#### WORK TO BE COMPLETED
Copy nothing but the text: reproduce each line of the listing exactly and leave the pictures out.

#### DATA TO PROCESS
************
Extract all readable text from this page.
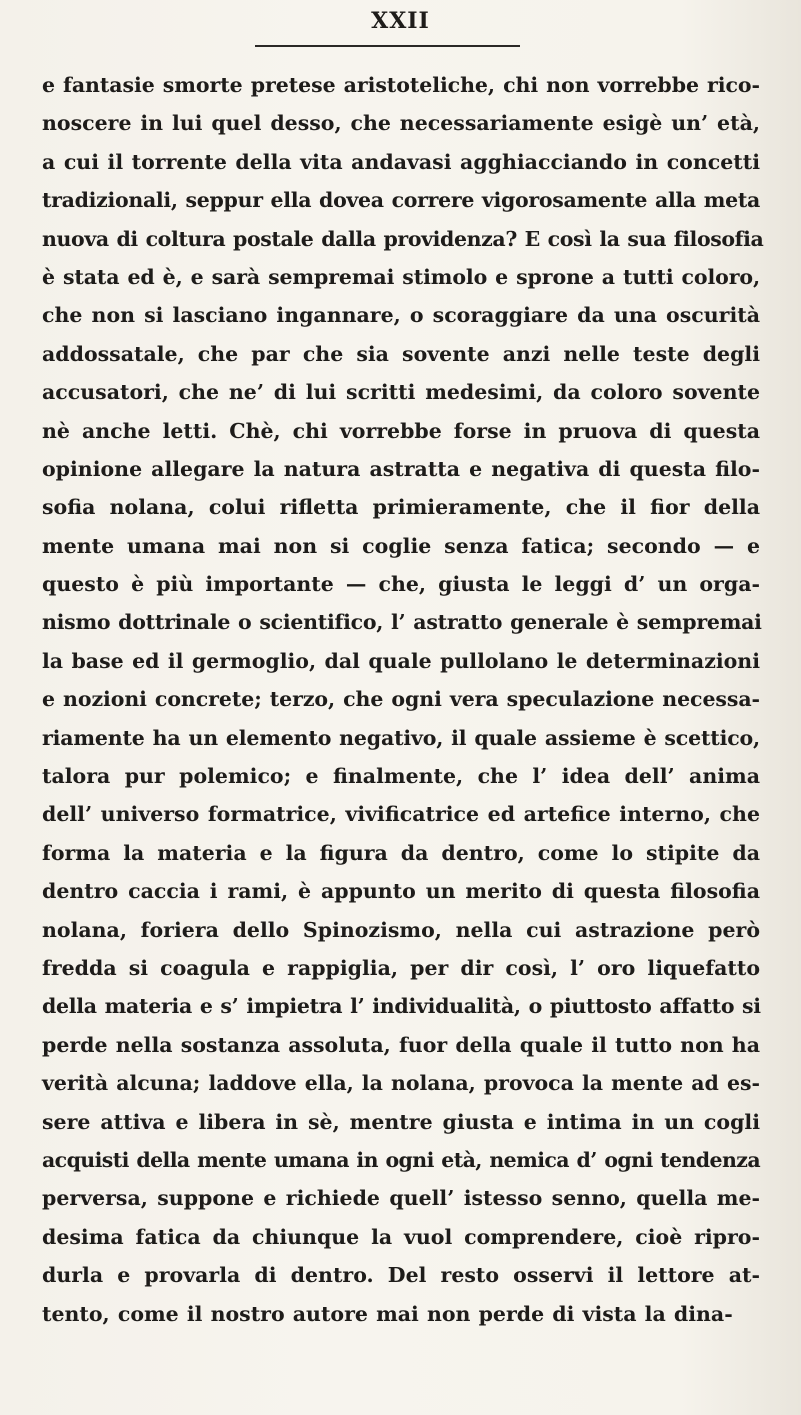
XXII
e fantasie smorte pretese aristoteliche, chi non vorrebbe rico-
noscere in lui quel desso, che necessariamente esigè un’ età,
a cui il torrente della vita andavasi agghiacciando in concetti
tradizionali, seppur ella dovea correre vigorosamente alla meta
nuova di coltura postale dalla providenza? E così la sua filosofia
è stata ed è, e sarà sempremai stimolo e sprone a tutti coloro,
che non si lasciano ingannare, o scoraggiare da una oscurità
addossatale, che par che sia sovente anzi nelle teste degli
accusatori, che ne’ di lui scritti medesimi, da coloro sovente
nè anche letti. Chè, chi vorrebbe forse in pruova di questa
opinione allegare la natura astratta e negativa di questa filo-
sofia nolana, colui rifletta primieramente, che il fior della
mente umana mai non si coglie senza fatica; secondo — e
questo è più importante — che, giusta le leggi d’ un orga-
nismo dottrinale o scientifico, l’ astratto generale è sempremai
la base ed il germoglio, dal quale pullolano le determinazioni
e nozioni concrete; terzo, che ogni vera speculazione necessa-
riamente ha un elemento negativo, il quale assieme è scettico,
talora pur polemico; e finalmente, che l’ idea dell’ anima
dell’ universo formatrice, vivificatrice ed artefice interno, che
forma la materia e la figura da dentro, come lo stipite da
dentro caccia i rami, è appunto un merito di questa filosofia
nolana, foriera dello Spinozismo, nella cui astrazione però
fredda si coagula e rappiglia, per dir così, l’ oro liquefatto
della materia e s’ impietra l’ individualità, o piuttosto affatto si
perde nella sostanza assoluta, fuor della quale il tutto non ha
verità alcuna; laddove ella, la nolana, provoca la mente ad es-
sere attiva e libera in sè, mentre giusta e intima in un cogli
acquisti della mente umana in ogni età, nemica d’ ogni tendenza
perversa, suppone e richiede quell’ istesso senno, quella me-
desima fatica da chiunque la vuol comprendere, cioè ripro-
durla e provarla di dentro. Del resto osservi il lettore at-
tento, come il nostro autore mai non perde di vista la dina-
************
#### EXERCISE ANSWER
Extract all readable text from this page.
XXII
e fantasie smorte pretese aristoteliche, chi non vorrebbe rico-
noscere in lui quel desso, che necessariamente esigè un’ età,
a cui il torrente della vita andavasi agghiacciando in concetti
tradizionali, seppur ella dovea correre vigorosamente alla meta
nuova di coltura postale dalla providenza? E così la sua filosofia
è stata ed è, e sarà sempremai stimolo e sprone a tutti coloro,
che non si lasciano ingannare, o scoraggiare da una oscurità
addossatale, che par che sia sovente anzi nelle teste degli
accusatori, che ne’ di lui scritti medesimi, da coloro sovente
nè anche letti. Chè, chi vorrebbe forse in pruova di questa
opinione allegare la natura astratta e negativa di questa filo-
sofia nolana, colui rifletta primieramente, che il fior della
mente umana mai non si coglie senza fatica; secondo — e
questo è più importante — che, giusta le leggi d’ un orga-
nismo dottrinale o scientifico, l’ astratto generale è sempremai
la base ed il germoglio, dal quale pullolano le determinazioni
e nozioni concrete; terzo, che ogni vera speculazione necessa-
riamente ha un elemento negativo, il quale assieme è scettico,
talora pur polemico; e finalmente, che l’ idea dell’ anima
dell’ universo formatrice, vivificatrice ed artefice interno, che
forma la materia e la figura da dentro, come lo stipite da
dentro caccia i rami, è appunto un merito di questa filosofia
nolana, foriera dello Spinozismo, nella cui astrazione però
fredda si coagula e rappiglia, per dir così, l’ oro liquefatto
della materia e s’ impietra l’ individualità, o piuttosto affatto si
perde nella sostanza assoluta, fuor della quale il tutto non ha
verità alcuna; laddove ella, la nolana, provoca la mente ad es-
sere attiva e libera in sè, mentre giusta e intima in un cogli
acquisti della mente umana in ogni età, nemica d’ ogni tendenza
perversa, suppone e richiede quell’ istesso senno, quella me-
desima fatica da chiunque la vuol comprendere, cioè ripro-
durla e provarla di dentro. Del resto osservi il lettore at-
tento, come il nostro autore mai non perde di vista la dina-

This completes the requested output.